EXERCISE AIM. Set the following entries down again exactly, line by line.

DATA PROVIDED.
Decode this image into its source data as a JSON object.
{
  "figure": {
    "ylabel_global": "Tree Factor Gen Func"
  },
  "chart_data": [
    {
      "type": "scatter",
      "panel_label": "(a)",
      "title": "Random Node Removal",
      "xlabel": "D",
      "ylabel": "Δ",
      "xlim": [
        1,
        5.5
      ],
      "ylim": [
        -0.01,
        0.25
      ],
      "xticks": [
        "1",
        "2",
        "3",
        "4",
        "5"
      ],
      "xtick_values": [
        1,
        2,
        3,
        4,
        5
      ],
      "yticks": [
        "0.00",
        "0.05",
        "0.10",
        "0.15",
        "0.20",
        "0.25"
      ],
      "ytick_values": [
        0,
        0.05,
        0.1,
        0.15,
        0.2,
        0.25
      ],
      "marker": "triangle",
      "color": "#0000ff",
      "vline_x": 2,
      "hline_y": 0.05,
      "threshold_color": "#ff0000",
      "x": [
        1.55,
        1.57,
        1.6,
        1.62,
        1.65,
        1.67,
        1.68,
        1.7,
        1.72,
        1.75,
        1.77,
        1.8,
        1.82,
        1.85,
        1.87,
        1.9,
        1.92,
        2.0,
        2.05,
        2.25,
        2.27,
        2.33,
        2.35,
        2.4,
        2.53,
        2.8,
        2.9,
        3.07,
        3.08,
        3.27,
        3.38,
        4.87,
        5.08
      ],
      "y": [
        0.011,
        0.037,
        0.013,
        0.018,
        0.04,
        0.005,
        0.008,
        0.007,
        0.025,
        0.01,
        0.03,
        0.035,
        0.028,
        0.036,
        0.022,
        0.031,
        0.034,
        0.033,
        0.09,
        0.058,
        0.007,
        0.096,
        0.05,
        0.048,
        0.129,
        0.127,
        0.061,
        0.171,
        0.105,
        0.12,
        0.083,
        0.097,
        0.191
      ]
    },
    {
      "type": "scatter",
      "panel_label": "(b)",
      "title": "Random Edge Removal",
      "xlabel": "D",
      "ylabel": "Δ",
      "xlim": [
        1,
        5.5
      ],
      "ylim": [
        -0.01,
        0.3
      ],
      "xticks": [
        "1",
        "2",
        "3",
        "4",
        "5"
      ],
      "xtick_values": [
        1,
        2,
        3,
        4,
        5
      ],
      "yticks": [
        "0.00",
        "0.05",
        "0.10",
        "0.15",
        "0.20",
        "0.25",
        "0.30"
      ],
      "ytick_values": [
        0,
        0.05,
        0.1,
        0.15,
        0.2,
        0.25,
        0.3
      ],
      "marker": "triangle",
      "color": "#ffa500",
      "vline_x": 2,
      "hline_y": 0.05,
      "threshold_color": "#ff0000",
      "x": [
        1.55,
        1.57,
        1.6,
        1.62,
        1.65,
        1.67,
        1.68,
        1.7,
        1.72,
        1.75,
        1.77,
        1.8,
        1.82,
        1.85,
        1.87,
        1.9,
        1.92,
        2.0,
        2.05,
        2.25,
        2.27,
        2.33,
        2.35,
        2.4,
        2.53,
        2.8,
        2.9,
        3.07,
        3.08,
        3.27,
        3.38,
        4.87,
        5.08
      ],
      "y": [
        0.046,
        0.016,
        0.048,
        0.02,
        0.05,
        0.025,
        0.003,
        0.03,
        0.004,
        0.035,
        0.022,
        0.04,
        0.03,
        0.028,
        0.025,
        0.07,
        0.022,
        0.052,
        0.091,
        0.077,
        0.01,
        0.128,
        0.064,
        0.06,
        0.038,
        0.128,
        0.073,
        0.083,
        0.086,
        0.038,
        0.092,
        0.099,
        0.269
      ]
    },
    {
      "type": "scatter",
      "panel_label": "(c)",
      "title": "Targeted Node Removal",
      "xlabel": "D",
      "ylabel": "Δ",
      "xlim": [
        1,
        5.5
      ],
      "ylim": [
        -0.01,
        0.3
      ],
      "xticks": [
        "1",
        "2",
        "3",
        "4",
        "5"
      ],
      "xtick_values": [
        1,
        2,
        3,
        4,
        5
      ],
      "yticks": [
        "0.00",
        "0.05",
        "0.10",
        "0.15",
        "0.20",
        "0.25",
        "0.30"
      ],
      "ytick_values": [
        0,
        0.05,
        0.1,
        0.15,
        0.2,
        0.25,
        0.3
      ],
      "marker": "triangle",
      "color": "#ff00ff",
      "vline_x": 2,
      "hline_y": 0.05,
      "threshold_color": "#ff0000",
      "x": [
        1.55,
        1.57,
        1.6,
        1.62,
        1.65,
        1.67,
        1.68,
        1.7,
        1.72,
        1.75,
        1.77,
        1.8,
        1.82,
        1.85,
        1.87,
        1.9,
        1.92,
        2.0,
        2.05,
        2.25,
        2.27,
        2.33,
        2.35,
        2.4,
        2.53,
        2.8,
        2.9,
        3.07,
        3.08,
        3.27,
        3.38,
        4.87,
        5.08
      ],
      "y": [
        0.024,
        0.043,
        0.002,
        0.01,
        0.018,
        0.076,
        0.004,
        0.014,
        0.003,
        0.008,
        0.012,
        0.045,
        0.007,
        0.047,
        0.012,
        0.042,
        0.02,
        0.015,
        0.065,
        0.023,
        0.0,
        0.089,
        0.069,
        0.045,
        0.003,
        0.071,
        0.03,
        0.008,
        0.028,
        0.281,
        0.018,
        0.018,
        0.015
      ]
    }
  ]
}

THE COMPLETED TASK.
Decode this image into its source data as a JSON object.
{
  "figure": {
    "ylabel_global": "Tree Factor Gen Func"
  },
  "chart_data": [
    {
      "type": "scatter",
      "panel_label": "(a)",
      "title": "Random Node Removal",
      "xlabel": "D",
      "ylabel": "Δ",
      "xlim": [
        1,
        5.5
      ],
      "ylim": [
        -0.01,
        0.25
      ],
      "xticks": [
        "1",
        "2",
        "3",
        "4",
        "5"
      ],
      "xtick_values": [
        1,
        2,
        3,
        4,
        5
      ],
      "yticks": [
        "0.00",
        "0.05",
        "0.10",
        "0.15",
        "0.20",
        "0.25"
      ],
      "ytick_values": [
        0,
        0.05,
        0.1,
        0.15,
        0.2,
        0.25
      ],
      "marker": "triangle",
      "color": "#0000ff",
      "vline_x": 2,
      "hline_y": 0.05,
      "threshold_color": "#ff0000",
      "x": [
        1.55,
        1.57,
        1.6,
        1.62,
        1.65,
        1.67,
        1.68,
        1.7,
        1.72,
        1.75,
        1.77,
        1.8,
        1.82,
        1.85,
        1.87,
        1.9,
        1.92,
        2.0,
        2.05,
        2.25,
        2.27,
        2.33,
        2.35,
        2.4,
        2.53,
        2.8,
        2.9,
        3.07,
        3.08,
        3.27,
        3.38,
        4.87,
        5.08
      ],
      "y": [
        0.011,
        0.037,
        0.013,
        0.018,
        0.04,
        0.005,
        0.008,
        0.007,
        0.025,
        0.01,
        0.03,
        0.035,
        0.028,
        0.036,
        0.022,
        0.031,
        0.034,
        0.033,
        0.09,
        0.058,
        0.007,
        0.096,
        0.05,
        0.048,
        0.129,
        0.127,
        0.061,
        0.171,
        0.105,
        0.12,
        0.083,
        0.097,
        0.191
      ]
    },
    {
      "type": "scatter",
      "panel_label": "(b)",
      "title": "Random Edge Removal",
      "xlabel": "D",
      "ylabel": "Δ",
      "xlim": [
        1,
        5.5
      ],
      "ylim": [
        -0.01,
        0.3
      ],
      "xticks": [
        "1",
        "2",
        "3",
        "4",
        "5"
      ],
      "xtick_values": [
        1,
        2,
        3,
        4,
        5
      ],
      "yticks": [
        "0.00",
        "0.05",
        "0.10",
        "0.15",
        "0.20",
        "0.25",
        "0.30"
      ],
      "ytick_values": [
        0,
        0.05,
        0.1,
        0.15,
        0.2,
        0.25,
        0.3
      ],
      "marker": "triangle",
      "color": "#ffa500",
      "vline_x": 2,
      "hline_y": 0.05,
      "threshold_color": "#ff0000",
      "x": [
        1.55,
        1.57,
        1.6,
        1.62,
        1.65,
        1.67,
        1.68,
        1.7,
        1.72,
        1.75,
        1.77,
        1.8,
        1.82,
        1.85,
        1.87,
        1.9,
        1.92,
        2.0,
        2.05,
        2.25,
        2.27,
        2.33,
        2.35,
        2.4,
        2.53,
        2.8,
        2.9,
        3.07,
        3.08,
        3.27,
        3.38,
        4.87,
        5.08
      ],
      "y": [
        0.046,
        0.016,
        0.048,
        0.02,
        0.05,
        0.025,
        0.003,
        0.03,
        0.004,
        0.035,
        0.022,
        0.04,
        0.03,
        0.028,
        0.025,
        0.07,
        0.022,
        0.052,
        0.091,
        0.077,
        0.01,
        0.128,
        0.064,
        0.06,
        0.038,
        0.128,
        0.073,
        0.083,
        0.086,
        0.038,
        0.092,
        0.099,
        0.269
      ]
    },
    {
      "type": "scatter",
      "panel_label": "(c)",
      "title": "Targeted Node Removal",
      "xlabel": "D",
      "ylabel": "Δ",
      "xlim": [
        1,
        5.5
      ],
      "ylim": [
        -0.01,
        0.3
      ],
      "xticks": [
        "1",
        "2",
        "3",
        "4",
        "5"
      ],
      "xtick_values": [
        1,
        2,
        3,
        4,
        5
      ],
      "yticks": [
        "0.00",
        "0.05",
        "0.10",
        "0.15",
        "0.20",
        "0.25",
        "0.30"
      ],
      "ytick_values": [
        0,
        0.05,
        0.1,
        0.15,
        0.2,
        0.25,
        0.3
      ],
      "marker": "triangle",
      "color": "#ff00ff",
      "vline_x": 2,
      "hline_y": 0.05,
      "threshold_color": "#ff0000",
      "x": [
        1.55,
        1.57,
        1.6,
        1.62,
        1.65,
        1.67,
        1.68,
        1.7,
        1.72,
        1.75,
        1.77,
        1.8,
        1.82,
        1.85,
        1.87,
        1.9,
        1.92,
        2.0,
        2.05,
        2.25,
        2.27,
        2.33,
        2.35,
        2.4,
        2.53,
        2.8,
        2.9,
        3.07,
        3.08,
        3.27,
        3.38,
        4.87,
        5.08
      ],
      "y": [
        0.024,
        0.043,
        0.002,
        0.01,
        0.018,
        0.076,
        0.004,
        0.014,
        0.003,
        0.008,
        0.012,
        0.045,
        0.007,
        0.047,
        0.012,
        0.042,
        0.02,
        0.015,
        0.065,
        0.023,
        0.0,
        0.089,
        0.069,
        0.045,
        0.003,
        0.071,
        0.03,
        0.008,
        0.028,
        0.281,
        0.018,
        0.018,
        0.015
      ]
    }
  ]
}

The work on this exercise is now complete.